**WORK TO DO**
Give the entries again exactly, every one of them.

**EXERCISE INPUTS**
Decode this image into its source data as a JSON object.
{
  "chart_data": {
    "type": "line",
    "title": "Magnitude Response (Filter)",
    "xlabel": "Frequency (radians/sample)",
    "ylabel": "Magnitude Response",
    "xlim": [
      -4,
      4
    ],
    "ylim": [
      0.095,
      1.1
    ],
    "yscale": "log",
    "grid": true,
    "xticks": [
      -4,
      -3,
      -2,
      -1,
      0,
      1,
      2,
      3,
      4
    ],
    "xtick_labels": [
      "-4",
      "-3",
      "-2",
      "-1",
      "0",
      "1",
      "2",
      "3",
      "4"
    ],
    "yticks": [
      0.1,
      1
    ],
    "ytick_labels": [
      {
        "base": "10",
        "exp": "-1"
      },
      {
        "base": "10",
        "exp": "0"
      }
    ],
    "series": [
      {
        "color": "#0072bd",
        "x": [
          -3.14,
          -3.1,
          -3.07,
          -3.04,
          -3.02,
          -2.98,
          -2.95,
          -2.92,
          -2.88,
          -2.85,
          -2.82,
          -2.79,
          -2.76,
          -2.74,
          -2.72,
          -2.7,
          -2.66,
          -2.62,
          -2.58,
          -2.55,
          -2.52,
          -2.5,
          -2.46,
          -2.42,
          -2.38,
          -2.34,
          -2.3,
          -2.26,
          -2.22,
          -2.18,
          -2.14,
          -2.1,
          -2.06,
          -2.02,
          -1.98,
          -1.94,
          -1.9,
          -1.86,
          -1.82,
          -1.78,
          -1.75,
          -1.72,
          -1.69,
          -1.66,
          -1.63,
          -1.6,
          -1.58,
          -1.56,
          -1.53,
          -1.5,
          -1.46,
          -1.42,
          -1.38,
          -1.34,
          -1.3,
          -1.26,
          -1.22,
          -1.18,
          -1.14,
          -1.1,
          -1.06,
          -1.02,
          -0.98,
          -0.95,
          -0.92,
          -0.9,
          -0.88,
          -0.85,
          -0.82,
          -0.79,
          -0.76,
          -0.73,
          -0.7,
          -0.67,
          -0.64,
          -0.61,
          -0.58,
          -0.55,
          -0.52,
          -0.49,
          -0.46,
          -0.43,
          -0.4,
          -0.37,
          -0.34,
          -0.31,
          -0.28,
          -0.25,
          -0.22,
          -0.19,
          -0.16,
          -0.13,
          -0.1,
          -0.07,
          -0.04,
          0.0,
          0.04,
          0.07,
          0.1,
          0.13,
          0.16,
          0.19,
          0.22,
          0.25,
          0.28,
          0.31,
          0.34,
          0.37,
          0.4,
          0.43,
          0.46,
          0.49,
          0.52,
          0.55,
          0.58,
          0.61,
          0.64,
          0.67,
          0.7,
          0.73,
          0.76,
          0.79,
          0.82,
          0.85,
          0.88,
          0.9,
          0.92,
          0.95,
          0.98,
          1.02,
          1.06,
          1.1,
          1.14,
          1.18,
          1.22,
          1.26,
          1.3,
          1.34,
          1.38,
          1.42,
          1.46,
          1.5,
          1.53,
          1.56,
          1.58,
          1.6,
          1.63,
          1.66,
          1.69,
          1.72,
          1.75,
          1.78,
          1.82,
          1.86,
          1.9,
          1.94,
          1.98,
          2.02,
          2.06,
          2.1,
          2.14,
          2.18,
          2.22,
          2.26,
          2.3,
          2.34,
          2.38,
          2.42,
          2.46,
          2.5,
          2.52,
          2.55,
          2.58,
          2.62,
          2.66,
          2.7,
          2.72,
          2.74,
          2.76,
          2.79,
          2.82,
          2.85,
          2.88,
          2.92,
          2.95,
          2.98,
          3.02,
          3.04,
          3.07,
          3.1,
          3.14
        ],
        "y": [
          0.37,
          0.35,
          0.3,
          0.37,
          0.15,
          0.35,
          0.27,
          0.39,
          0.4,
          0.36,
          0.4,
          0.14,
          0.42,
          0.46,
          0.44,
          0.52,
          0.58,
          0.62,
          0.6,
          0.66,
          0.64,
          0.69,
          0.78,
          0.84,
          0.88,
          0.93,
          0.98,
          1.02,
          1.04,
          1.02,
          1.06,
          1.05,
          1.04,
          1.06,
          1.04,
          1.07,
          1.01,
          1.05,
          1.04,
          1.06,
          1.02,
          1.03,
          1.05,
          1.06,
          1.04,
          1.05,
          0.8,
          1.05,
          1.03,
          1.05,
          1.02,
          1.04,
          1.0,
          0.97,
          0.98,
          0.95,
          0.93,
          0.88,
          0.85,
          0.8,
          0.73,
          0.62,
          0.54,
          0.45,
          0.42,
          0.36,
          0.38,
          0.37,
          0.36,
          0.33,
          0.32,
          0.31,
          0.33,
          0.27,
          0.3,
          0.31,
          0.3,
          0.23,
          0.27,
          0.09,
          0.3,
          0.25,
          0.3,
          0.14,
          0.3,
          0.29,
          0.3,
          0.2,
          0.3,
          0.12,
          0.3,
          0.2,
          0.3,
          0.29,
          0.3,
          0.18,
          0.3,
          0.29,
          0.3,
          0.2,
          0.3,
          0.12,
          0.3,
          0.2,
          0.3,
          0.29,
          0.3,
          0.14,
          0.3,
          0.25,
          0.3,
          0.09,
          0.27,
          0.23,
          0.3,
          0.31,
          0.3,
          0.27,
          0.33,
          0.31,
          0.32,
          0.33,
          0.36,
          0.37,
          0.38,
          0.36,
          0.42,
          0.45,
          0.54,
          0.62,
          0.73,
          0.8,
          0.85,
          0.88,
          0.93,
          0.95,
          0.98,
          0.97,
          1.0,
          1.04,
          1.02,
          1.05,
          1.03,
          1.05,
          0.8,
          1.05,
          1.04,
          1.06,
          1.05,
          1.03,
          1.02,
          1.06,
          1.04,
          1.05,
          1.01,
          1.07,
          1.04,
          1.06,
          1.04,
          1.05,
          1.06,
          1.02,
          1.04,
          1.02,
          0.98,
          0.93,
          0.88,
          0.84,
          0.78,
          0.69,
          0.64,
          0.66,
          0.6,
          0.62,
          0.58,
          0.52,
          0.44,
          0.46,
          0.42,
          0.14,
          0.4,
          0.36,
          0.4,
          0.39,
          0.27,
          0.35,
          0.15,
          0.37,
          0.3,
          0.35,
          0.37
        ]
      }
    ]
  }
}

**COMPLETED EXERCISE**
Decode this image into its source data as a JSON object.
{
  "chart_data": {
    "type": "line",
    "title": "Magnitude Response (Filter)",
    "xlabel": "Frequency (radians/sample)",
    "ylabel": "Magnitude Response",
    "xlim": [
      -4,
      4
    ],
    "ylim": [
      0.095,
      1.1
    ],
    "yscale": "log",
    "grid": true,
    "xticks": [
      -4,
      -3,
      -2,
      -1,
      0,
      1,
      2,
      3,
      4
    ],
    "xtick_labels": [
      "-4",
      "-3",
      "-2",
      "-1",
      "0",
      "1",
      "2",
      "3",
      "4"
    ],
    "yticks": [
      0.1,
      1
    ],
    "ytick_labels": [
      {
        "base": "10",
        "exp": "-1"
      },
      {
        "base": "10",
        "exp": "0"
      }
    ],
    "series": [
      {
        "color": "#0072bd",
        "x": [
          -3.14,
          -3.1,
          -3.07,
          -3.04,
          -3.02,
          -2.98,
          -2.95,
          -2.92,
          -2.88,
          -2.85,
          -2.82,
          -2.79,
          -2.76,
          -2.74,
          -2.72,
          -2.7,
          -2.66,
          -2.62,
          -2.58,
          -2.55,
          -2.52,
          -2.5,
          -2.46,
          -2.42,
          -2.38,
          -2.34,
          -2.3,
          -2.26,
          -2.22,
          -2.18,
          -2.14,
          -2.1,
          -2.06,
          -2.02,
          -1.98,
          -1.94,
          -1.9,
          -1.86,
          -1.82,
          -1.78,
          -1.75,
          -1.72,
          -1.69,
          -1.66,
          -1.63,
          -1.6,
          -1.58,
          -1.56,
          -1.53,
          -1.5,
          -1.46,
          -1.42,
          -1.38,
          -1.34,
          -1.3,
          -1.26,
          -1.22,
          -1.18,
          -1.14,
          -1.1,
          -1.06,
          -1.02,
          -0.98,
          -0.95,
          -0.92,
          -0.9,
          -0.88,
          -0.85,
          -0.82,
          -0.79,
          -0.76,
          -0.73,
          -0.7,
          -0.67,
          -0.64,
          -0.61,
          -0.58,
          -0.55,
          -0.52,
          -0.49,
          -0.46,
          -0.43,
          -0.4,
          -0.37,
          -0.34,
          -0.31,
          -0.28,
          -0.25,
          -0.22,
          -0.19,
          -0.16,
          -0.13,
          -0.1,
          -0.07,
          -0.04,
          0.0,
          0.04,
          0.07,
          0.1,
          0.13,
          0.16,
          0.19,
          0.22,
          0.25,
          0.28,
          0.31,
          0.34,
          0.37,
          0.4,
          0.43,
          0.46,
          0.49,
          0.52,
          0.55,
          0.58,
          0.61,
          0.64,
          0.67,
          0.7,
          0.73,
          0.76,
          0.79,
          0.82,
          0.85,
          0.88,
          0.9,
          0.92,
          0.95,
          0.98,
          1.02,
          1.06,
          1.1,
          1.14,
          1.18,
          1.22,
          1.26,
          1.3,
          1.34,
          1.38,
          1.42,
          1.46,
          1.5,
          1.53,
          1.56,
          1.58,
          1.6,
          1.63,
          1.66,
          1.69,
          1.72,
          1.75,
          1.78,
          1.82,
          1.86,
          1.9,
          1.94,
          1.98,
          2.02,
          2.06,
          2.1,
          2.14,
          2.18,
          2.22,
          2.26,
          2.3,
          2.34,
          2.38,
          2.42,
          2.46,
          2.5,
          2.52,
          2.55,
          2.58,
          2.62,
          2.66,
          2.7,
          2.72,
          2.74,
          2.76,
          2.79,
          2.82,
          2.85,
          2.88,
          2.92,
          2.95,
          2.98,
          3.02,
          3.04,
          3.07,
          3.1,
          3.14
        ],
        "y": [
          0.37,
          0.35,
          0.3,
          0.37,
          0.15,
          0.35,
          0.27,
          0.39,
          0.4,
          0.36,
          0.4,
          0.14,
          0.42,
          0.46,
          0.44,
          0.52,
          0.58,
          0.62,
          0.6,
          0.66,
          0.64,
          0.69,
          0.78,
          0.84,
          0.88,
          0.93,
          0.98,
          1.02,
          1.04,
          1.02,
          1.06,
          1.05,
          1.04,
          1.06,
          1.04,
          1.07,
          1.01,
          1.05,
          1.04,
          1.06,
          1.02,
          1.03,
          1.05,
          1.06,
          1.04,
          1.05,
          0.8,
          1.05,
          1.03,
          1.05,
          1.02,
          1.04,
          1.0,
          0.97,
          0.98,
          0.95,
          0.93,
          0.88,
          0.85,
          0.8,
          0.73,
          0.62,
          0.54,
          0.45,
          0.42,
          0.36,
          0.38,
          0.37,
          0.36,
          0.33,
          0.32,
          0.31,
          0.33,
          0.27,
          0.3,
          0.31,
          0.3,
          0.23,
          0.27,
          0.09,
          0.3,
          0.25,
          0.3,
          0.14,
          0.3,
          0.29,
          0.3,
          0.2,
          0.3,
          0.12,
          0.3,
          0.2,
          0.3,
          0.29,
          0.3,
          0.18,
          0.3,
          0.29,
          0.3,
          0.2,
          0.3,
          0.12,
          0.3,
          0.2,
          0.3,
          0.29,
          0.3,
          0.14,
          0.3,
          0.25,
          0.3,
          0.09,
          0.27,
          0.23,
          0.3,
          0.31,
          0.3,
          0.27,
          0.33,
          0.31,
          0.32,
          0.33,
          0.36,
          0.37,
          0.38,
          0.36,
          0.42,
          0.45,
          0.54,
          0.62,
          0.73,
          0.8,
          0.85,
          0.88,
          0.93,
          0.95,
          0.98,
          0.97,
          1.0,
          1.04,
          1.02,
          1.05,
          1.03,
          1.05,
          0.8,
          1.05,
          1.04,
          1.06,
          1.05,
          1.03,
          1.02,
          1.06,
          1.04,
          1.05,
          1.01,
          1.07,
          1.04,
          1.06,
          1.04,
          1.05,
          1.06,
          1.02,
          1.04,
          1.02,
          0.98,
          0.93,
          0.88,
          0.84,
          0.78,
          0.69,
          0.64,
          0.66,
          0.6,
          0.62,
          0.58,
          0.52,
          0.44,
          0.46,
          0.42,
          0.14,
          0.4,
          0.36,
          0.4,
          0.39,
          0.27,
          0.35,
          0.15,
          0.37,
          0.3,
          0.35,
          0.37
        ]
      }
    ]
  }
}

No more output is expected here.